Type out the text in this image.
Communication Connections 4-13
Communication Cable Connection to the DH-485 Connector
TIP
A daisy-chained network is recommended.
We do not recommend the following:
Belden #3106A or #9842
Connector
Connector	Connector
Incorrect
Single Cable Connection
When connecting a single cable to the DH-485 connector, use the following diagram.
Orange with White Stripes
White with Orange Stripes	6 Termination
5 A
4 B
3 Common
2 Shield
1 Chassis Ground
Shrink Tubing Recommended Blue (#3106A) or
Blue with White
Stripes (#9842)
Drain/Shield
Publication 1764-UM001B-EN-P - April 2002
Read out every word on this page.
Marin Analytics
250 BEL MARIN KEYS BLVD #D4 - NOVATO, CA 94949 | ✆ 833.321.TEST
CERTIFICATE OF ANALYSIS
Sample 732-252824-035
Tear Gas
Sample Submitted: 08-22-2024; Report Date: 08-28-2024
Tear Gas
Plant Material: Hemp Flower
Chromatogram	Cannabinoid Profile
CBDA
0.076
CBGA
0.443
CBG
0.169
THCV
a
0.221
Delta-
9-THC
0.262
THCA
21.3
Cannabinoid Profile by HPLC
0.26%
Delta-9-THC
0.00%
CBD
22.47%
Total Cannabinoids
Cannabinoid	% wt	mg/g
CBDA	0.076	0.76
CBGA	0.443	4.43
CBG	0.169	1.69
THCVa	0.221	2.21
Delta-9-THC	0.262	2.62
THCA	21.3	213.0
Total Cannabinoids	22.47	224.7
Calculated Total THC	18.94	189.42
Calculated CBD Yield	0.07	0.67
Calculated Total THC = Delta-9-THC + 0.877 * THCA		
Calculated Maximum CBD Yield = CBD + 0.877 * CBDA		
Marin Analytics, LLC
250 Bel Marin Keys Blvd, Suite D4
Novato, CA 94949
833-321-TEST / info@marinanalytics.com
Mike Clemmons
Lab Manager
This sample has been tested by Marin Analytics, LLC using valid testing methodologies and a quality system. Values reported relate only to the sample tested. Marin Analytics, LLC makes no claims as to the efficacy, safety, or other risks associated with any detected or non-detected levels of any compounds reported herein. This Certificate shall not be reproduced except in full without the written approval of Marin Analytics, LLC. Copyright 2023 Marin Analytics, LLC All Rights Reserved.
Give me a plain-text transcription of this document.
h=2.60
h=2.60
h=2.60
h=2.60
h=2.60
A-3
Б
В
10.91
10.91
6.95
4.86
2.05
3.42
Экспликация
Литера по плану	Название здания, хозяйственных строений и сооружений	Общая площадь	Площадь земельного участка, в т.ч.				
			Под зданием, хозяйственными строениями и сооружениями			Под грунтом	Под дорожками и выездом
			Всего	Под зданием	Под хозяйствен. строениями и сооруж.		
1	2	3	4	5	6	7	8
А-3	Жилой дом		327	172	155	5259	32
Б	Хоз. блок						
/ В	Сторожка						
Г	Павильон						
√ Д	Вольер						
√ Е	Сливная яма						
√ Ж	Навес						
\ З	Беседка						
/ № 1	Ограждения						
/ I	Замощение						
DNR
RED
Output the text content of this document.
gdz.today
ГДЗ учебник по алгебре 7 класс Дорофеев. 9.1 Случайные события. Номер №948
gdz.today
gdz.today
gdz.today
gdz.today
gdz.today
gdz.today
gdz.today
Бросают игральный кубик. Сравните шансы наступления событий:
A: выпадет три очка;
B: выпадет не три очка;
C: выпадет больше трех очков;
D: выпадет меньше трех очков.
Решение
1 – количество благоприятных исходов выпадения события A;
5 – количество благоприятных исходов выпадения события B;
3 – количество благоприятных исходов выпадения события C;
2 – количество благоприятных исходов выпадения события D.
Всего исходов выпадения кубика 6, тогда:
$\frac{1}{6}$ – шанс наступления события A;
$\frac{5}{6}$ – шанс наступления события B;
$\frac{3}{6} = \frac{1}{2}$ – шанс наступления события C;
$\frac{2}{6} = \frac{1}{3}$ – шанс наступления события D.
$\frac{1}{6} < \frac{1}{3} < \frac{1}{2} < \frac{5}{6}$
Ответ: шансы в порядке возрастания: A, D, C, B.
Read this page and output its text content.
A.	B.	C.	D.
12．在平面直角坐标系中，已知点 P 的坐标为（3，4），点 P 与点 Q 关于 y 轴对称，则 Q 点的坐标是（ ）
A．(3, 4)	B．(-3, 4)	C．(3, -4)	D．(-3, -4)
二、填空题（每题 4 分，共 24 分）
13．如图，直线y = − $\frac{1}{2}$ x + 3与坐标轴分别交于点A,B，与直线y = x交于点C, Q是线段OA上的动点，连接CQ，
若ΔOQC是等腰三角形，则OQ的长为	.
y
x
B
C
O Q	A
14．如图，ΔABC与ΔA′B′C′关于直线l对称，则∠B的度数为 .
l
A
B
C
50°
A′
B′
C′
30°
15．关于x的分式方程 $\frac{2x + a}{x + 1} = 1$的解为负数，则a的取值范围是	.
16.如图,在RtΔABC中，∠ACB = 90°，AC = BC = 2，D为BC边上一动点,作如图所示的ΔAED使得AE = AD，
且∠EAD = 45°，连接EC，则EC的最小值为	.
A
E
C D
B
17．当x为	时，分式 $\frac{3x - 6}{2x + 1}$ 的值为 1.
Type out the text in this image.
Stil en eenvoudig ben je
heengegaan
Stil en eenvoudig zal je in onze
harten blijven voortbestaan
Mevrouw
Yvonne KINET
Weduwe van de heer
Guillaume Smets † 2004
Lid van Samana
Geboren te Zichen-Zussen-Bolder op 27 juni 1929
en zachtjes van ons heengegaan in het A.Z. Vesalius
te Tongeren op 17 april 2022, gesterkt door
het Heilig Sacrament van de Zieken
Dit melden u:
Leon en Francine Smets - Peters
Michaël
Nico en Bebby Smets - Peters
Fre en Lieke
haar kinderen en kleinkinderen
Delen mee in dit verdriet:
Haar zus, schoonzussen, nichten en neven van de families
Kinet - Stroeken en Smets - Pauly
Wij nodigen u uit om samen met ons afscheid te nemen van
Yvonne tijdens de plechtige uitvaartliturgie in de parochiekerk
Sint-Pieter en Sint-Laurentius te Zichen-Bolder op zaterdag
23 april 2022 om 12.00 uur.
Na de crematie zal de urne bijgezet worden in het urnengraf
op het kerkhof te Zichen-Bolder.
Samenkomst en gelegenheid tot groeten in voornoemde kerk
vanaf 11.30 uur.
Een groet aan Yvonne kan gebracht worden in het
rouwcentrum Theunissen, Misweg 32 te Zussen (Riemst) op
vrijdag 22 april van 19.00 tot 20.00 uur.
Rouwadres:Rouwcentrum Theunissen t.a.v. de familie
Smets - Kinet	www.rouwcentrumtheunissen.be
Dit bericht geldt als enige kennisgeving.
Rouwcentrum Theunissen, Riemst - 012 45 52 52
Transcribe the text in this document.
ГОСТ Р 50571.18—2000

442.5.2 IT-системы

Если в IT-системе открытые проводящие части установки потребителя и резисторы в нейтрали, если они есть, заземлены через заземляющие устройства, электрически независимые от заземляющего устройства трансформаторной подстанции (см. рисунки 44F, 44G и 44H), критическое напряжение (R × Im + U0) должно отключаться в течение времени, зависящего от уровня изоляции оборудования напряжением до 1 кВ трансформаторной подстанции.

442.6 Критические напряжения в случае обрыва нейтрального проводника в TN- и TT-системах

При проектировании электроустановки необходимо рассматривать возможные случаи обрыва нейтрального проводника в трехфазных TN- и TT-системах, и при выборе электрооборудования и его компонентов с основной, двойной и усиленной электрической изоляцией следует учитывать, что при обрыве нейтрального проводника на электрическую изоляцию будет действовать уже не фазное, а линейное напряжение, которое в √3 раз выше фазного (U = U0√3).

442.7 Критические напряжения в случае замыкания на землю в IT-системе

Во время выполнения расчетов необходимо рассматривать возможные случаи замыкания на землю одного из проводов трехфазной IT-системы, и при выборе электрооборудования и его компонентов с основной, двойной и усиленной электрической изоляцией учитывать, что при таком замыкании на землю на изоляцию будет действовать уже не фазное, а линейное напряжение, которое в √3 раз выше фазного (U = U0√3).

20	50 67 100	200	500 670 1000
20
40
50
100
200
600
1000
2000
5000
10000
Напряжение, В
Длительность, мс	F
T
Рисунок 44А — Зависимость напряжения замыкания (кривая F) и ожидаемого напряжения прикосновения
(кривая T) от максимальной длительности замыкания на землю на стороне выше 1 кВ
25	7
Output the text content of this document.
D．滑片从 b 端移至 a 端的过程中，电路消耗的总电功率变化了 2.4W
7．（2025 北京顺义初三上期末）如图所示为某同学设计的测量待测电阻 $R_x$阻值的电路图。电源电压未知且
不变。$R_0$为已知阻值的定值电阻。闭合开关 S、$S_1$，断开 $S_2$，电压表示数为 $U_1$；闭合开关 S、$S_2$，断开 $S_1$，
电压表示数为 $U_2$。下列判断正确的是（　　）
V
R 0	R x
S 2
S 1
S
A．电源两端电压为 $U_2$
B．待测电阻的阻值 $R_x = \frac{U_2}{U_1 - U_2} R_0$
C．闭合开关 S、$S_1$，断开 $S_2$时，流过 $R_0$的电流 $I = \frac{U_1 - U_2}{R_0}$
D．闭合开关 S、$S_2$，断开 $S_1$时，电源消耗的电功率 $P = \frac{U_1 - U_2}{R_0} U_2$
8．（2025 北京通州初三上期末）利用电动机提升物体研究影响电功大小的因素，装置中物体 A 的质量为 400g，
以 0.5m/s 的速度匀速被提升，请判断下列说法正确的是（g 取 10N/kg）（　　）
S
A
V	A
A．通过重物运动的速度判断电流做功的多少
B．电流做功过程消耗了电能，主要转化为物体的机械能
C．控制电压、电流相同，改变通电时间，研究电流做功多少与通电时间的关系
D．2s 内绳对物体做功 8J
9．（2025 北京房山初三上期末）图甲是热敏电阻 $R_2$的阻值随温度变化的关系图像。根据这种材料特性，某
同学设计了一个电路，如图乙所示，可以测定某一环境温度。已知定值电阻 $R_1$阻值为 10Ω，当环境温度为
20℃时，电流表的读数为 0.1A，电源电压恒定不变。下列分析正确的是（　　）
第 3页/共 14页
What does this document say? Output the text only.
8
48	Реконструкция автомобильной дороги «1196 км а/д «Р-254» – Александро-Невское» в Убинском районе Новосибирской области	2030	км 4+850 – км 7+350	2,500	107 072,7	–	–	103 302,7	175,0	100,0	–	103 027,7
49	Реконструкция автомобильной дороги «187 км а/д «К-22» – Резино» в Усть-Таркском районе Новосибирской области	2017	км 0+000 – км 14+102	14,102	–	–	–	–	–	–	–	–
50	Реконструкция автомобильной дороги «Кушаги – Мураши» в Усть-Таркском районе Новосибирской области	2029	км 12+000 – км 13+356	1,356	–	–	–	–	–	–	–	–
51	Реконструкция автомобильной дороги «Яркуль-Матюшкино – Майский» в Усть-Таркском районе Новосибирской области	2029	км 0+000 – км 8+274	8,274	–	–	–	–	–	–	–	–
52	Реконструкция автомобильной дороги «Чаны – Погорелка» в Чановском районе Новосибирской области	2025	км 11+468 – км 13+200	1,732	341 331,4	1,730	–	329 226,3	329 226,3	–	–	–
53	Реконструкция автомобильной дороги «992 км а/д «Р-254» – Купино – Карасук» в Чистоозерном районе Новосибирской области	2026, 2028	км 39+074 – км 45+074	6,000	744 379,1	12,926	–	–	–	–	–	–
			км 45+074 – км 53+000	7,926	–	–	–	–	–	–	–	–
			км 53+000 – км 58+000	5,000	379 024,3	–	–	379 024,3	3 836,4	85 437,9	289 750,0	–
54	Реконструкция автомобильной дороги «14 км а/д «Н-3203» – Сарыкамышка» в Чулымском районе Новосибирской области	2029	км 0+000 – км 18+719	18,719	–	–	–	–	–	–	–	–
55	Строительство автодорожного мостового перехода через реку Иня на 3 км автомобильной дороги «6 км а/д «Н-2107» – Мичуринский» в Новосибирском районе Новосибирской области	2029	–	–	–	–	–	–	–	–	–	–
════════
STATED TASK:
Show all lines in the entries above where the word "кривая" appears.

TASK SOLUTION:
Рисунок 44А — Зависимость напряжения замыкания (кривая F) и ожидаемого напряжения прикосновения
(кривая T) от максимальной длительности замыкания на землю на стороне выше 1 кВ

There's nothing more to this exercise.